→ Stated task
Identify all lines of the data containing the string "name" and copy them.

Figure content listings
■ ■ ■ ■ ■ ■ ■

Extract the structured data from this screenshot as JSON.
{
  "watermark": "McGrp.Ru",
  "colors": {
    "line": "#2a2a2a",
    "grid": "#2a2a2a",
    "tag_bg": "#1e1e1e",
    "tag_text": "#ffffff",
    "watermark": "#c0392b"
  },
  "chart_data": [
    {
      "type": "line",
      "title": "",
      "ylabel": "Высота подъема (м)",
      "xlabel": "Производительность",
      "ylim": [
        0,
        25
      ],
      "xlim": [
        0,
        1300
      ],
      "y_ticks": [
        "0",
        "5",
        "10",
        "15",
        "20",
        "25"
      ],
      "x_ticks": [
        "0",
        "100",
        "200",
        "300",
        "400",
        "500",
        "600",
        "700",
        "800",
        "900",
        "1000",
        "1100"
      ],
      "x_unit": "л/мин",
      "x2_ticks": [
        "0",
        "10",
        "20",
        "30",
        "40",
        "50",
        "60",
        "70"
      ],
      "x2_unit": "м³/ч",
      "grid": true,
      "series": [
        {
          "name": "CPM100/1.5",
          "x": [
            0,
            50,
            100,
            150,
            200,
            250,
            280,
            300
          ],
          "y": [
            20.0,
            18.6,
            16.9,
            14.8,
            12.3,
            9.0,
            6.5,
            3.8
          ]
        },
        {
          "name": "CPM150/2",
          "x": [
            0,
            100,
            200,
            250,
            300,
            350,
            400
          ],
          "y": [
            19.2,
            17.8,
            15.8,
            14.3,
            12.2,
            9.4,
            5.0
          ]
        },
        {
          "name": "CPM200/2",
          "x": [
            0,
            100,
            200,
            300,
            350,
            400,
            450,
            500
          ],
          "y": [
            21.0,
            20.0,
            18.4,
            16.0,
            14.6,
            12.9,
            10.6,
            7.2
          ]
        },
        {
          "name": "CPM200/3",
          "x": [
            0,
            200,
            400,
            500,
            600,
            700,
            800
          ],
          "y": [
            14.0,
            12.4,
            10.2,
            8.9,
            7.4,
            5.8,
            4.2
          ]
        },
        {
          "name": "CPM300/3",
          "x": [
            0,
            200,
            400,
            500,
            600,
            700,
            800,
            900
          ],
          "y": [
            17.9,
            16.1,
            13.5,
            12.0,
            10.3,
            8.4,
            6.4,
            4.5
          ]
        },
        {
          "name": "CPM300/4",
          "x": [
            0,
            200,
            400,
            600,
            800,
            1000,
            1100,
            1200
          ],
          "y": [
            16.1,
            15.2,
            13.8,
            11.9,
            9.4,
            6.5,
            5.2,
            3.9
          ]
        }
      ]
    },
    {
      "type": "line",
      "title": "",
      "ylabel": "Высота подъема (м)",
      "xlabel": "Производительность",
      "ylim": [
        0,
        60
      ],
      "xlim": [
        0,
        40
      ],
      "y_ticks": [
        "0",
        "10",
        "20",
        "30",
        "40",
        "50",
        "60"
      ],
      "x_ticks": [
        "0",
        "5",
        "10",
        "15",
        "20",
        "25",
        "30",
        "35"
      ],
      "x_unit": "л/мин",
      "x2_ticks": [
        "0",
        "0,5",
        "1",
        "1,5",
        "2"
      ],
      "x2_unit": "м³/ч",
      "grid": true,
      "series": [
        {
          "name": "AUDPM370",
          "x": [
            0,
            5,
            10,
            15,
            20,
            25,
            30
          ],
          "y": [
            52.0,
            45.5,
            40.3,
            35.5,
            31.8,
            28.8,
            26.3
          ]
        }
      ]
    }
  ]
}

■ ■ ■ ■ ■ ■ ■

→ Full response
          "name": "CPM100/1.5",
          "name": "CPM150/2",
          "name": "CPM200/2",
          "name": "CPM200/3",
          "name": "CPM300/3",
          "name": "CPM300/4",
          "name": "AUDPM370",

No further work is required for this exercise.